TASK OBJECTIVE:
Answer these questions from the crab larvae abstract:
1. Which crab species does the abstract study?
2. What technique was used to quantify the flow?
3. In which three shear flow orientations were the larval assays conducted?
TEXT EXCERPT Block Start
Frontiers in Marine Science (Aug 2020)
Persistent Hydrodynamic Cues Elicit Orientation-Specific Behavioral Sensitivities and Kinematic Responses in Dispersed Crab Larvae
Abstract
The estuarine mud crab Panopeus herbstii navigates a complex, but structured, hydrodynamic environment throughout its life history. The effects of hydrodynamic cues associated with turbulent flows on larval behavior are relatively well understood in the context of selective tidal stream transport (STST) phenomena during the dispersed (pelagic) larval stages preceding benthic settlement. In contrast, the potential relevance of hydrodynamic cues associated with spatiotemporally persistent flow features, which are typical of estuarine regions of enhanced productivity such as fronts and clines, remains much less certain. To investigate the behavioral relevance of persistent hydrodynamic cues, larval assays were conducted in a flume system that uses a laminar slot jet to produce steady fluid shear layers. Further, to ascertain whether or not the spatial orientation of the shear layers relative to gravity significantly affected larval behavior, assays were conducted in upwelling, downwelling, and horizontal shear flows, corresponding to the direction of the bulk flow produced by the jet. The flow was quantified using particle image velocimetry (PIV) and tuned to produce ecologically-relevant hydrodynamic conditions for larval assays. Changes in larval swimming kinematics show a distinct response to shear flows in all orientations relative to no-flow conditions, and the macro effect of these changes is to enhance depth-keeping and induce area-restricted search behaviors. Furthermore, the specifics of larval behavioral responses depend on the directional orientation of the shear flow, and the statistical properties of the strength of the hydrodynamic cue (vorticity) eliciting these responses are also shown to be shear flow orientation-specific. Orientation-specific hydrodynamic sensitivity and behavioral response strategies in the presence of persistent hydrodynamic cues may enable larvae to effectively forage and sample to locate and exploit nearby resource patches, while also inducing dispersal trajectories toward favorable benthic settlement habitats through depth-regulation and effective STST. In this regard, hydrodynamic cues associated with spatiotemporally persistent flow features are likely fundamental drivers of decapod crab larvae behavior and may act as another mechanism of larval patchiness by directly impacting finescale population distributions and resultant dispersal trajectories.
TEXT EXCERPT Block End
RECORD SET Block Start
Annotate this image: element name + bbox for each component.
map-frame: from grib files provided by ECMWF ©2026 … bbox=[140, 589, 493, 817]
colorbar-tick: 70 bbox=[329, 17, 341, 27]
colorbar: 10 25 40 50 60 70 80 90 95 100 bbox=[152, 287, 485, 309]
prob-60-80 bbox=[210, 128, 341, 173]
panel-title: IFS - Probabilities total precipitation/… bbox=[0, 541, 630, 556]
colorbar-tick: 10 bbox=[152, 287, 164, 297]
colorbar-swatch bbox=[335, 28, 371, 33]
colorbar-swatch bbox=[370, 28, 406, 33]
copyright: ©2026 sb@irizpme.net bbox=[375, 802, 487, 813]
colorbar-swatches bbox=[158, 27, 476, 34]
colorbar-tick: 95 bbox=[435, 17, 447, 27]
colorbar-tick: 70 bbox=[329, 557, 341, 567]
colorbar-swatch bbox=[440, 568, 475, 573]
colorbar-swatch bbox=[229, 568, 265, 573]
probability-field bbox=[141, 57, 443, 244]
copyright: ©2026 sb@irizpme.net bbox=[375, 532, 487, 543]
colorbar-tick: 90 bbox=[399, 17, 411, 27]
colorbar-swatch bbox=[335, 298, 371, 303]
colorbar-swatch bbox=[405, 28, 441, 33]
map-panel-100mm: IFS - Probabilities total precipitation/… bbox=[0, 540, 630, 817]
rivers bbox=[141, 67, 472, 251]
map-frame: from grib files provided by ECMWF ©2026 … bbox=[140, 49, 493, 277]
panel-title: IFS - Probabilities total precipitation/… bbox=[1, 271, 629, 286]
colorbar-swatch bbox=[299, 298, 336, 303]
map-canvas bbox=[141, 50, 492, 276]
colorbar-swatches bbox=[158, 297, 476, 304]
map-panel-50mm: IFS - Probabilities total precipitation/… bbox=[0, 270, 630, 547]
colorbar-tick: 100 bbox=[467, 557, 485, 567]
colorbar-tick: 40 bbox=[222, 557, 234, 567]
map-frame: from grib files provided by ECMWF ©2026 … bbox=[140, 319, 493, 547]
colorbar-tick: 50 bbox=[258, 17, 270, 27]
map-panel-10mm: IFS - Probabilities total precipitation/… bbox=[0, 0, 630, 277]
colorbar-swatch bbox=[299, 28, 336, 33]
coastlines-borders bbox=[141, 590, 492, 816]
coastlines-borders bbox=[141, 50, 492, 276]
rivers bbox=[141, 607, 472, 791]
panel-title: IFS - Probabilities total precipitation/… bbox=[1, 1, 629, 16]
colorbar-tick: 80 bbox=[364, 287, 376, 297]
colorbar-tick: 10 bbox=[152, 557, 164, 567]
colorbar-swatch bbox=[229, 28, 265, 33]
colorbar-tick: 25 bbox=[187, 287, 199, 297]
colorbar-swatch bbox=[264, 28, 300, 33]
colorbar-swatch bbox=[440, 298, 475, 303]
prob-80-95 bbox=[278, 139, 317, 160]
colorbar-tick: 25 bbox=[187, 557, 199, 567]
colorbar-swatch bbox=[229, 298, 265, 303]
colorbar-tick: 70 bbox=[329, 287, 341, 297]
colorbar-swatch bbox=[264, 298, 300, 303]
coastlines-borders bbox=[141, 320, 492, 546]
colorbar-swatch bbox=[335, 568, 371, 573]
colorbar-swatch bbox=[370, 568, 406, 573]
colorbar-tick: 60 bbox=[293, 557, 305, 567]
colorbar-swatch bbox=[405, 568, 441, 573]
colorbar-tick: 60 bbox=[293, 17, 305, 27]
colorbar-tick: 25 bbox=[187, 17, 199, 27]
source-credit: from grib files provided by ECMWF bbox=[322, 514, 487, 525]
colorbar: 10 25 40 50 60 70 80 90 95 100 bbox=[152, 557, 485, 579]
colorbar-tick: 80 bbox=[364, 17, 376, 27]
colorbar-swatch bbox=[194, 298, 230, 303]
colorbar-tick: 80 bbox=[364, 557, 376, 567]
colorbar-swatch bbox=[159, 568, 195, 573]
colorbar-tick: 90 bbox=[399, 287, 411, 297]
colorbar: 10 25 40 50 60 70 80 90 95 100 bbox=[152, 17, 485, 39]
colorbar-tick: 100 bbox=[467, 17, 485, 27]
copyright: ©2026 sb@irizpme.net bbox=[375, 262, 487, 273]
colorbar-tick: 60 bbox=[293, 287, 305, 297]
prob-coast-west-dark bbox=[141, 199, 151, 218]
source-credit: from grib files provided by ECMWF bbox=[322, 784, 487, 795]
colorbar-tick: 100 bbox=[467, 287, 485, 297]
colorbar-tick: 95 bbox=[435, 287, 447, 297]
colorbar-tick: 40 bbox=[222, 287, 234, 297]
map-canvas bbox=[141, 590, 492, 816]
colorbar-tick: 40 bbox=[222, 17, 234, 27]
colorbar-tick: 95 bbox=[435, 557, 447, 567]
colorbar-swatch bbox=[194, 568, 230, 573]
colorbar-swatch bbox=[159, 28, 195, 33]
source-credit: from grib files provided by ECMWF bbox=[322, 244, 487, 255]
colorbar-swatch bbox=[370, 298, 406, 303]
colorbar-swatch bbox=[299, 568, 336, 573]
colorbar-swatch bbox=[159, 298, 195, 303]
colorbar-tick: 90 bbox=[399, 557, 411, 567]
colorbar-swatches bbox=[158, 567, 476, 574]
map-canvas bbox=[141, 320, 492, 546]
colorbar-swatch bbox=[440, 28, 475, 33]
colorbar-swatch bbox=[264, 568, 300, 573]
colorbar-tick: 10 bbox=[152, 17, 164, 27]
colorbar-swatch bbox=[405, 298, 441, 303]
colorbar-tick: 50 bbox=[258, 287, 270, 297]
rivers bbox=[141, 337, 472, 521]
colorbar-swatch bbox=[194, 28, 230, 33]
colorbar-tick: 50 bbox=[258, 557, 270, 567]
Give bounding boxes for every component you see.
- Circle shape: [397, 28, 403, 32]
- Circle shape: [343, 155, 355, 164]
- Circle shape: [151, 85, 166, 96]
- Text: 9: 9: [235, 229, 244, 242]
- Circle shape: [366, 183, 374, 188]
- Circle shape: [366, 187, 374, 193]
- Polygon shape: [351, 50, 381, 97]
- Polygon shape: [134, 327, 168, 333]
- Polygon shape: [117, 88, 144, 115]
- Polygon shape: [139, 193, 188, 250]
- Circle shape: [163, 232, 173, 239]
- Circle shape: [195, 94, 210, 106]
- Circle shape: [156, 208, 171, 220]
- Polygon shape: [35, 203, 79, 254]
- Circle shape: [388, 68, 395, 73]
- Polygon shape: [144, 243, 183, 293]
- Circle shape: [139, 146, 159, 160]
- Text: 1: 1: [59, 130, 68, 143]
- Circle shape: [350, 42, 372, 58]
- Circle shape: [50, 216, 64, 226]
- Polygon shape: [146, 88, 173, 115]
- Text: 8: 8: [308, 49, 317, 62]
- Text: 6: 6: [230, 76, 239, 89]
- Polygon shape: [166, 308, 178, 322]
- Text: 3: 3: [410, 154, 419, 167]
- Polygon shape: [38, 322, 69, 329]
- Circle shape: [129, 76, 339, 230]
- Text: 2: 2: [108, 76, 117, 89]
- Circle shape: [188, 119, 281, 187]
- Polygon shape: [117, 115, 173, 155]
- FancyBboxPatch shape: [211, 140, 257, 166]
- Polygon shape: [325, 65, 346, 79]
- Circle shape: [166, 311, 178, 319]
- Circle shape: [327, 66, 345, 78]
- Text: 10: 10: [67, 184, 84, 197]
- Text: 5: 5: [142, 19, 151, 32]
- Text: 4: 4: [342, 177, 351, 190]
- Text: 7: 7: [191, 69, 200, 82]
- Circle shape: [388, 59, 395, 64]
RECORD SET Block End
ANSWER TO THIS TASK:
1. The estuarine mud crab Panopeus herbstii
2. Particle image velocimetry (PIV)
3. Upwelling, downwelling, and horizontal